■ **OBJECTIVE**:
In the entries below, identify every line with the string "cartel" and copy it.

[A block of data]
......
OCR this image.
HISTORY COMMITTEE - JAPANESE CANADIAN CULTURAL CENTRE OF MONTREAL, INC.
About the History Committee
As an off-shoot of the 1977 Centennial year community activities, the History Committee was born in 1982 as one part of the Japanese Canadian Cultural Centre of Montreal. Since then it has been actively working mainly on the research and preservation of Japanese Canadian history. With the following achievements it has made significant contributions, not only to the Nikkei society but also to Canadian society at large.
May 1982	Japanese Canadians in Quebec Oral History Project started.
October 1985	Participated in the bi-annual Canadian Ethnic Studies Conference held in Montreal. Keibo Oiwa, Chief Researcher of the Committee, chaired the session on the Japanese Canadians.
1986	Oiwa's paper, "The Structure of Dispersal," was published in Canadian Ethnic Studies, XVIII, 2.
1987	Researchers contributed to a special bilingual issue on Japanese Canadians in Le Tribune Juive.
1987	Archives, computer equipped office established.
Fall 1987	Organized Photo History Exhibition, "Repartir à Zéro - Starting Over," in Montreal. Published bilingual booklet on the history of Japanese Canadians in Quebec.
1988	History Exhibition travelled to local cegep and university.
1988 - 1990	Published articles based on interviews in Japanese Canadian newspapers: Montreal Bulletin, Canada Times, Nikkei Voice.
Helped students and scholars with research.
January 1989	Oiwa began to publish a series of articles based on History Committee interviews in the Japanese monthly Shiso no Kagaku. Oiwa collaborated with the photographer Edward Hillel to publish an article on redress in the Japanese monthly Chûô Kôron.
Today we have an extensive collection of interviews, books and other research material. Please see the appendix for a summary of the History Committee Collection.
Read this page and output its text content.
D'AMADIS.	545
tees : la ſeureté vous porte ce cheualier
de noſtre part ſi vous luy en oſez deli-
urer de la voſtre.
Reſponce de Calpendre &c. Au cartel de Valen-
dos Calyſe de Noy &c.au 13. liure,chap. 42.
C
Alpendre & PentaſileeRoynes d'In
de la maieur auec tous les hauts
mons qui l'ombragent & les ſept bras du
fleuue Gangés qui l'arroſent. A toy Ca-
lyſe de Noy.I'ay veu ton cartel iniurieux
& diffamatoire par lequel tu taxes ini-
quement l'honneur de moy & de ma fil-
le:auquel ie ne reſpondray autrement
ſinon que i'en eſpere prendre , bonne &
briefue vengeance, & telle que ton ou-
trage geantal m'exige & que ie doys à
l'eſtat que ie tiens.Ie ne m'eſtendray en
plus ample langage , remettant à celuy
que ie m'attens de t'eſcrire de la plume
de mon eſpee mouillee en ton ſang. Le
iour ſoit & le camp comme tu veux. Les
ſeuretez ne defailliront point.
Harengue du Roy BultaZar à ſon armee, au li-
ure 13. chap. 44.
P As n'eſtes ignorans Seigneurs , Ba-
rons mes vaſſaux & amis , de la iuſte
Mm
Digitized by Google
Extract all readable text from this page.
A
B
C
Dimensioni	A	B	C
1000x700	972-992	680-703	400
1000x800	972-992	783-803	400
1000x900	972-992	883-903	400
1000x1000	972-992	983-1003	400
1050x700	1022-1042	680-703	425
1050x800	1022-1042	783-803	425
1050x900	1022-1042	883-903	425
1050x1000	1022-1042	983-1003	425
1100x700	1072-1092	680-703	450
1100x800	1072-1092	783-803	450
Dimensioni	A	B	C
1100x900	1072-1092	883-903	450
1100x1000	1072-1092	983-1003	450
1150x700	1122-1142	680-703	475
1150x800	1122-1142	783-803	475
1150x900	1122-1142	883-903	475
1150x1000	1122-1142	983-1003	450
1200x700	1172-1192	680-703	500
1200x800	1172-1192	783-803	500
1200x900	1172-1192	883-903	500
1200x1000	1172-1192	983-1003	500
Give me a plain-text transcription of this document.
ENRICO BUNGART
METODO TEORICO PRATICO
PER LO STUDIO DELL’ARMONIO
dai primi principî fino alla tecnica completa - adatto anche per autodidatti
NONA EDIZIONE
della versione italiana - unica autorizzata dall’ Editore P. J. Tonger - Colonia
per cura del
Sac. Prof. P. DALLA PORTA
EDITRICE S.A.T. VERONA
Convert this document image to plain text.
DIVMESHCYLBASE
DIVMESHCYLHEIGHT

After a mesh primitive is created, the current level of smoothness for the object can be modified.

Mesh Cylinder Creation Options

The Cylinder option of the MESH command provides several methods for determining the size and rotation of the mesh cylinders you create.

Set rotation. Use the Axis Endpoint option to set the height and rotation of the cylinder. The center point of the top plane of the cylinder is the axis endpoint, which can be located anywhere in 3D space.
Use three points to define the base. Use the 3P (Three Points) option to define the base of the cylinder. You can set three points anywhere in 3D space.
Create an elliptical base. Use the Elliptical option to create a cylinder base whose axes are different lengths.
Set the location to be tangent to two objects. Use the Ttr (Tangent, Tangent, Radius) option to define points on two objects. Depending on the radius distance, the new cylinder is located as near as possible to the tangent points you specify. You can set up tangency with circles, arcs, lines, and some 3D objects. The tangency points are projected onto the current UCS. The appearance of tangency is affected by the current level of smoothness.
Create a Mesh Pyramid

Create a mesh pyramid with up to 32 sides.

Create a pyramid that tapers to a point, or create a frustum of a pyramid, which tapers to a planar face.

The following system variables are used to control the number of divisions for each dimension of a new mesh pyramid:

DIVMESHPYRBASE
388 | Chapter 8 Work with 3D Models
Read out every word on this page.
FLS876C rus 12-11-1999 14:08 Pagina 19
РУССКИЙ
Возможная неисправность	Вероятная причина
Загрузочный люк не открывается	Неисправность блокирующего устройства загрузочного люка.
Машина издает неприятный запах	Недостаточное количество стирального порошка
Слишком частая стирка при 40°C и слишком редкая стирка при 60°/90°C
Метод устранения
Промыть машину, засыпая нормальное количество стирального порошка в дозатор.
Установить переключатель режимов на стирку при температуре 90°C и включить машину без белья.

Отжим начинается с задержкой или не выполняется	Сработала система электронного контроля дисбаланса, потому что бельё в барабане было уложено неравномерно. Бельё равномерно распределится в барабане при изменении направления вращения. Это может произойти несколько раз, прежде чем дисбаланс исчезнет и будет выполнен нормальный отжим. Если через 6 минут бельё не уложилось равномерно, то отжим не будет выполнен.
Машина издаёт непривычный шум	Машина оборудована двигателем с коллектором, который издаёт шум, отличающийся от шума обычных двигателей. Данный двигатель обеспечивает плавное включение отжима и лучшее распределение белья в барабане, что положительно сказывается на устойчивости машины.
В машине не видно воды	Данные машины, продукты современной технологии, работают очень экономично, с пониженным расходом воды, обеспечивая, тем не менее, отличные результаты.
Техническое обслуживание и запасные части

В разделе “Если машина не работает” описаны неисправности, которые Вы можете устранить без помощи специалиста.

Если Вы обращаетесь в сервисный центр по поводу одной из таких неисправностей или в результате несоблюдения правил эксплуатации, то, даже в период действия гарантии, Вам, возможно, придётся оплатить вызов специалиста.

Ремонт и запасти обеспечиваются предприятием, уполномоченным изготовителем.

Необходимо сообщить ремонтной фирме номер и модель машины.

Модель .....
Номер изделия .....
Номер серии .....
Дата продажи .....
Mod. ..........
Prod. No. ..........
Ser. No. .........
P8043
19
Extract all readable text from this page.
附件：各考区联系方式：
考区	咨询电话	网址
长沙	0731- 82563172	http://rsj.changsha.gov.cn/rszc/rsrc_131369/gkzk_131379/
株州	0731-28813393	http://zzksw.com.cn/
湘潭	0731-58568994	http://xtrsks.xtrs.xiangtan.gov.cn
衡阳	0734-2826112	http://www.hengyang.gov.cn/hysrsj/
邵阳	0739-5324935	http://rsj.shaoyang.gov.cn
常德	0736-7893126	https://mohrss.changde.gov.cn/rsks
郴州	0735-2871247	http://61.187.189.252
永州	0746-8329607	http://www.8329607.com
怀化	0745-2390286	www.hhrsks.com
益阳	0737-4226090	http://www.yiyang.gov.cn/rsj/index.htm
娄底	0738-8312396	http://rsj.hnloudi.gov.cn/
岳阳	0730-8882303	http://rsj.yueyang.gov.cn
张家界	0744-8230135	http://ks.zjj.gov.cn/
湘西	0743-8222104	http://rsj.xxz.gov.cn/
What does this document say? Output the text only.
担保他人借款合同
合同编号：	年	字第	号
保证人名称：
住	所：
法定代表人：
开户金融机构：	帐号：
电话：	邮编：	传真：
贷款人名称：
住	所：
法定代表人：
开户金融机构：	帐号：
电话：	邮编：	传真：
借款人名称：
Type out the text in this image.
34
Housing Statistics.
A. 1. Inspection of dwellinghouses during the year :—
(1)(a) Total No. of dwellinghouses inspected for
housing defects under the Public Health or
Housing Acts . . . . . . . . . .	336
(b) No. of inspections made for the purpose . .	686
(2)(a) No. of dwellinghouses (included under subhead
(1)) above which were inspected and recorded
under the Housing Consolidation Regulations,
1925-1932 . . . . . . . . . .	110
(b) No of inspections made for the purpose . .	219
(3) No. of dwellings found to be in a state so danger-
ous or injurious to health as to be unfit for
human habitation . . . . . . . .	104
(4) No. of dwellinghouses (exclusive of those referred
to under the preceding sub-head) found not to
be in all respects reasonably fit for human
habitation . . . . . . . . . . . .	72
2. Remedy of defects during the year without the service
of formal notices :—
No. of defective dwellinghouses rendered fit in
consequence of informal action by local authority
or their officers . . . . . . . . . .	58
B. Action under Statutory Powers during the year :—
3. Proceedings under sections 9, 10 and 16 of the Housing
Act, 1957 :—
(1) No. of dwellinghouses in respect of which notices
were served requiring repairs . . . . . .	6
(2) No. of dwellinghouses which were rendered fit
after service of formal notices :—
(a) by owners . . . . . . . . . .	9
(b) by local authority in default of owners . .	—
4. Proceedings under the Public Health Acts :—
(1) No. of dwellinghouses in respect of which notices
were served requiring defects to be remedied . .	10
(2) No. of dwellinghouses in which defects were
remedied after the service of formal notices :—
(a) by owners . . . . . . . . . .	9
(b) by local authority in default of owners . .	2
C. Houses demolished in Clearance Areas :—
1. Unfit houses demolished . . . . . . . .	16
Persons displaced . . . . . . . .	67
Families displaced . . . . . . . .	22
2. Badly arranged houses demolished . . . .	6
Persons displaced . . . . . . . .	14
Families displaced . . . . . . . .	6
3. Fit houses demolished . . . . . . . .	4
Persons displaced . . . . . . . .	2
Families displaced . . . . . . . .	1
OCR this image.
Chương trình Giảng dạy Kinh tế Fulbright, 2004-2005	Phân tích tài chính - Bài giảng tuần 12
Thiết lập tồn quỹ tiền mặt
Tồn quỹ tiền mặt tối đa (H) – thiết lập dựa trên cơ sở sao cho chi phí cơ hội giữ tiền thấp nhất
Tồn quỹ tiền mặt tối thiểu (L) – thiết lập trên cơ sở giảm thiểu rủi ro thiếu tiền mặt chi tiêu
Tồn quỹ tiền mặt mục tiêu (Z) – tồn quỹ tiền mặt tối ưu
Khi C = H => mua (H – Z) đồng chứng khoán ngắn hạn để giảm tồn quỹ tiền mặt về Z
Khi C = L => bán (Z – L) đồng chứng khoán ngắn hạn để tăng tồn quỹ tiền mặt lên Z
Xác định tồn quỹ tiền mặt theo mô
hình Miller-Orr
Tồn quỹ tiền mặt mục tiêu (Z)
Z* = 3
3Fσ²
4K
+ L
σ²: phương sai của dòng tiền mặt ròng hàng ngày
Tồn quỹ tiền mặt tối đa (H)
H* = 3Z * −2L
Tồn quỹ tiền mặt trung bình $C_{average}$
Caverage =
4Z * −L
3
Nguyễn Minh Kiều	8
......
■ **EXERCISE RESULT**:
Reſponce de Calpendre &c. Au cartel de Valen-
lyſe de Noy.I'ay veu ton cartel iniurieux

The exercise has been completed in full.